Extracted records
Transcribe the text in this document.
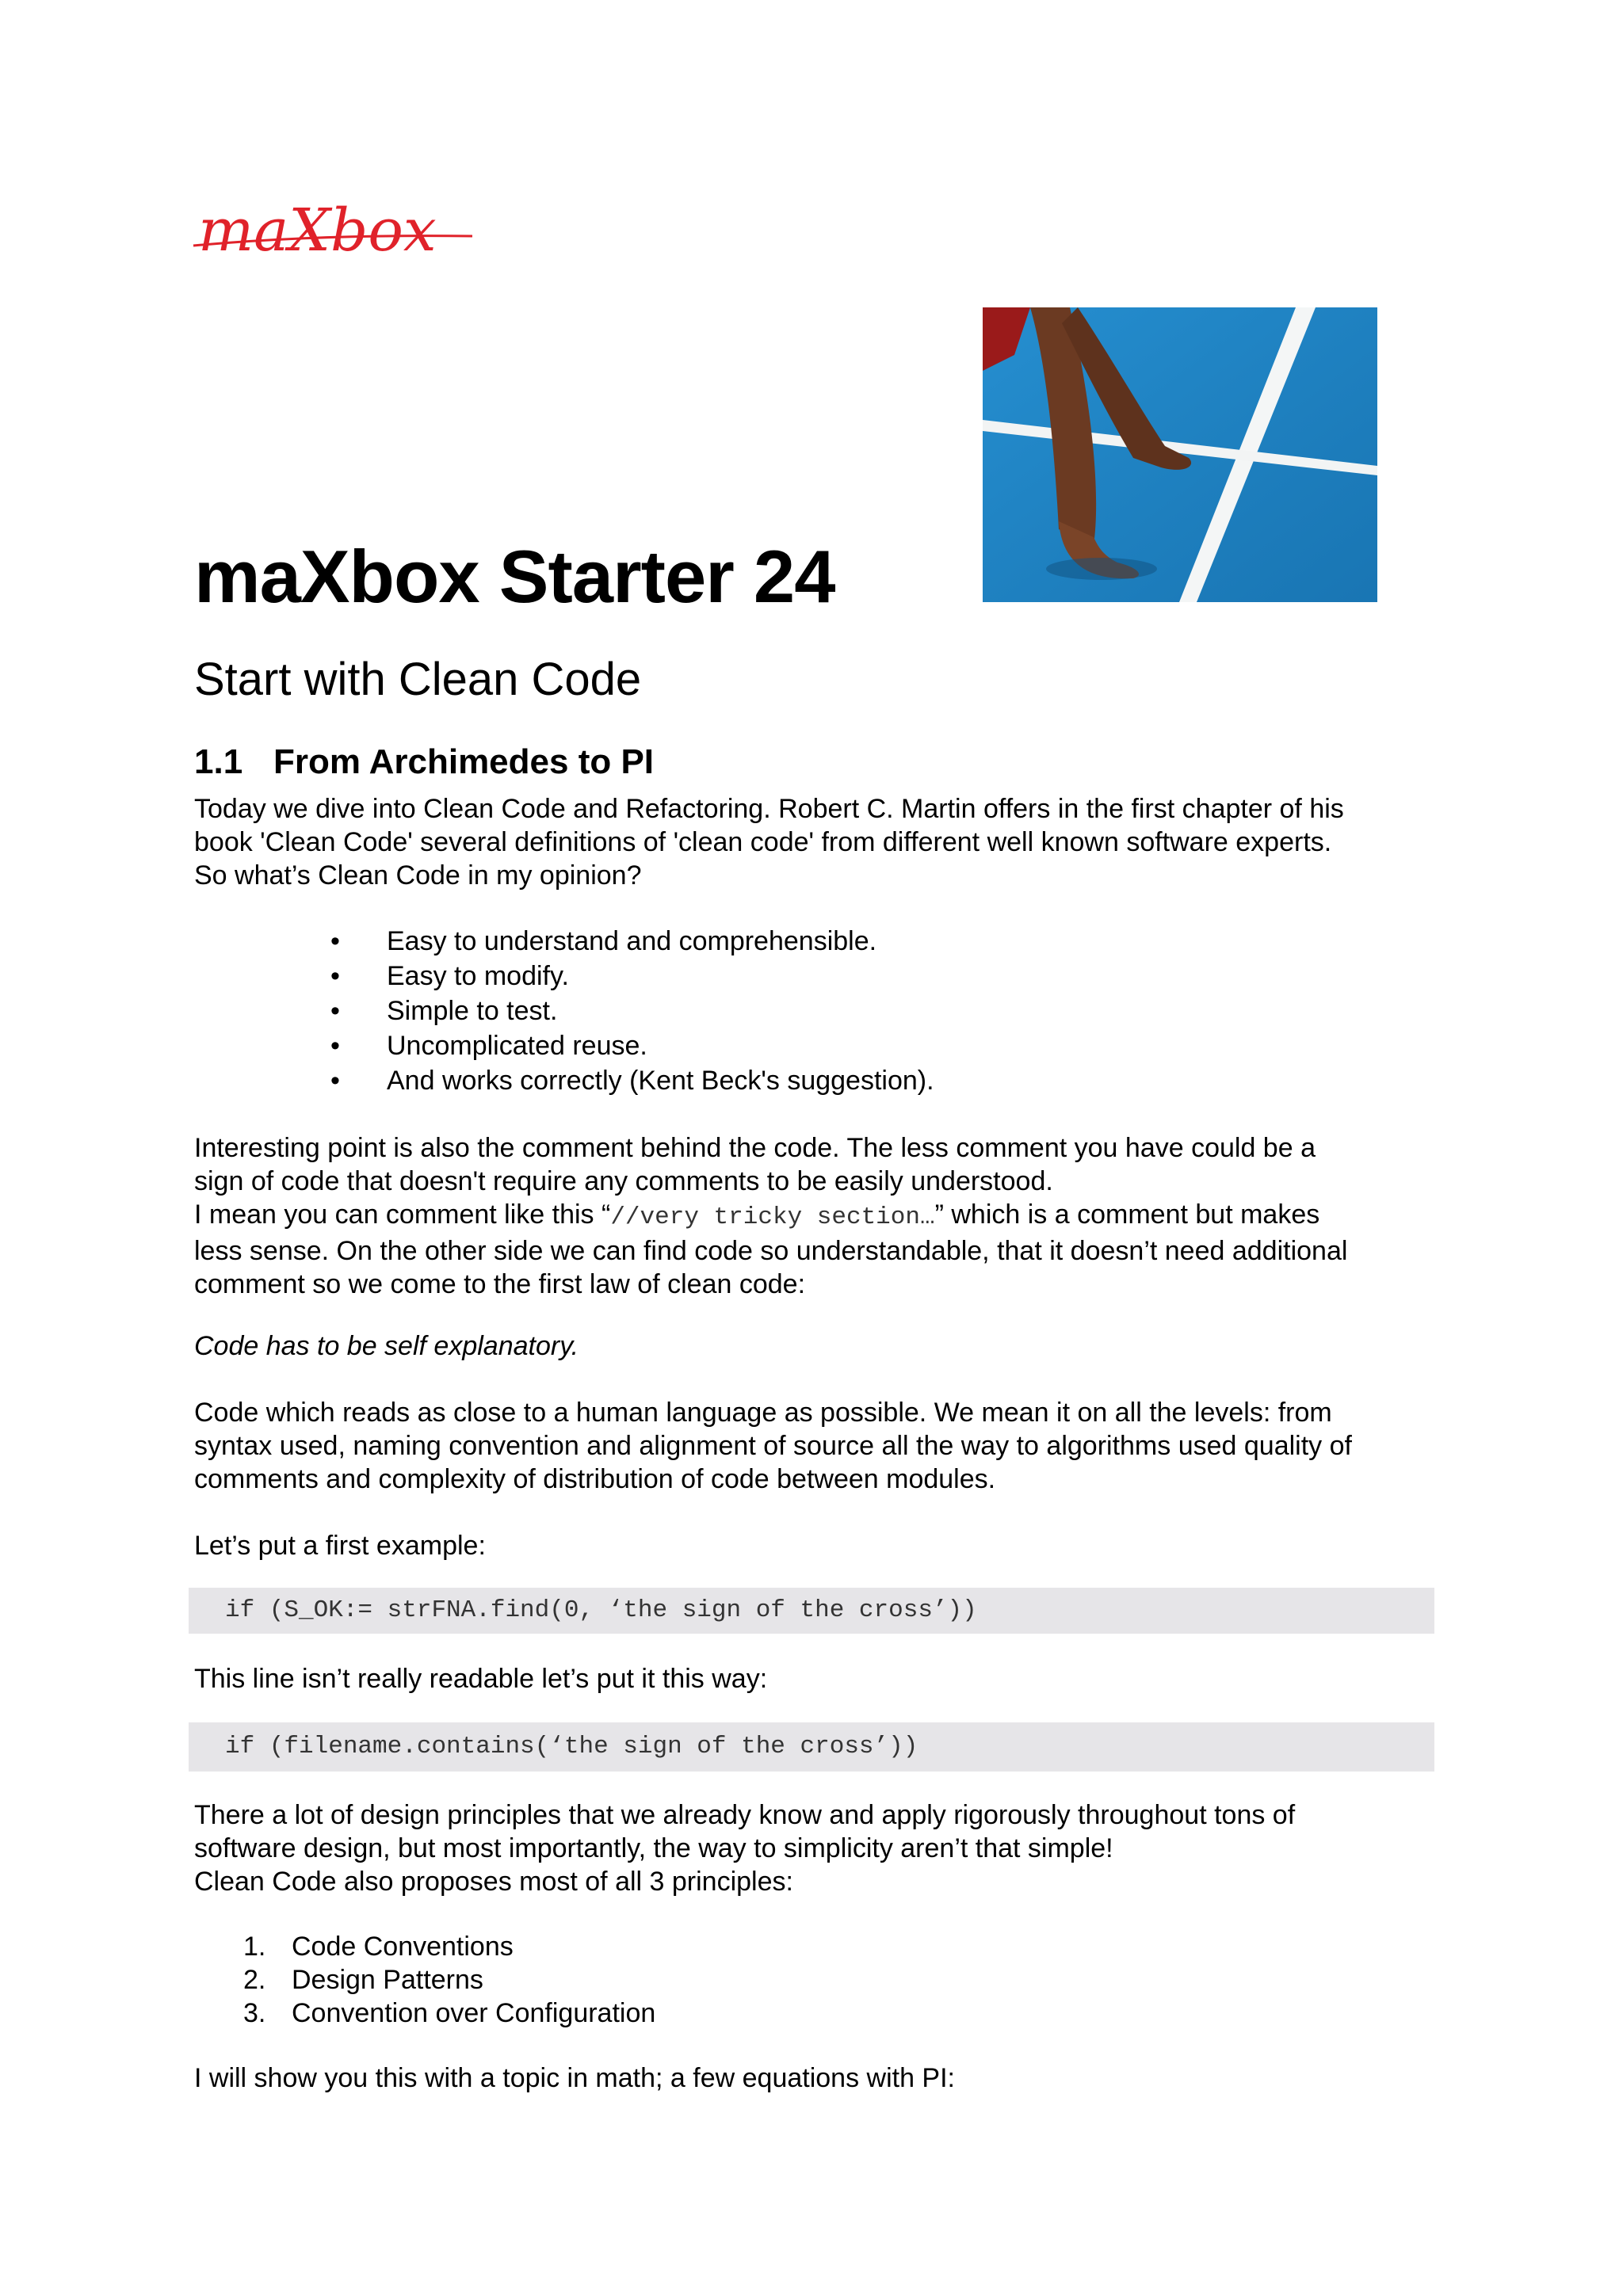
maXbox
maXbox Starter 24
Start with Clean Code
1.1 From Archimedes to PI
Today we dive into Clean Code and Refactoring. Robert C. Martin offers in the first chapter of his
book 'Clean Code' several definitions of 'clean code' from different well known software experts.
So what’s Clean Code in my opinion?
• Easy to understand and comprehensible.
• Easy to modify.
• Simple to test.
• Uncomplicated reuse.
• And works correctly (Kent Beck's suggestion).
Interesting point is also the comment behind the code. The less comment you have could be a
sign of code that doesn't require any comments to be easily understood.
I mean you can comment like this “//very tricky section…” which is a comment but makes
less sense. On the other side we can find code so understandable, that it doesn’t need additional
comment so we come to the first law of clean code:

Code has to be self explanatory.

Code which reads as close to a human language as possible. We mean it on all the levels: from
syntax used, naming convention and alignment of source all the way to algorithms used quality of
comments and complexity of distribution of code between modules.

Let’s put a first example:

if (S_OK:= strFNA.find(0, ‘the sign of the cross’))

This line isn’t really readable let’s put it this way:

if (filename.contains(‘the sign of the cross’))
There a lot of design principles that we already know and apply rigorously throughout tons of
software design, but most importantly, the way to simplicity aren’t that simple!
Clean Code also proposes most of all 3 principles:
1. Code Conventions
2. Design Patterns
3. Convention over Configuration

I will show you this with a topic in math; a few equations with PI:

• [Given task] Repeat verbatim all the material, but not the pictures.

• [Complete response]
Transcribe the text in this document.
maXbox
maXbox Starter 24
Start with Clean Code
1.1 From Archimedes to PI
Today we dive into Clean Code and Refactoring. Robert C. Martin offers in the first chapter of his
book 'Clean Code' several definitions of 'clean code' from different well known software experts.
So what’s Clean Code in my opinion?
• Easy to understand and comprehensible.
• Easy to modify.
• Simple to test.
• Uncomplicated reuse.
• And works correctly (Kent Beck's suggestion).
Interesting point is also the comment behind the code. The less comment you have could be a
sign of code that doesn't require any comments to be easily understood.
I mean you can comment like this “//very tricky section…” which is a comment but makes
less sense. On the other side we can find code so understandable, that it doesn’t need additional
comment so we come to the first law of clean code:

Code has to be self explanatory.

Code which reads as close to a human language as possible. We mean it on all the levels: from
syntax used, naming convention and alignment of source all the way to algorithms used quality of
comments and complexity of distribution of code between modules.

Let’s put a first example:

if (S_OK:= strFNA.find(0, ‘the sign of the cross’))

This line isn’t really readable let’s put it this way:

if (filename.contains(‘the sign of the cross’))
There a lot of design principles that we already know and apply rigorously throughout tons of
software design, but most importantly, the way to simplicity aren’t that simple!
Clean Code also proposes most of all 3 principles:
1. Code Conventions
2. Design Patterns
3. Convention over Configuration

I will show you this with a topic in math; a few equations with PI:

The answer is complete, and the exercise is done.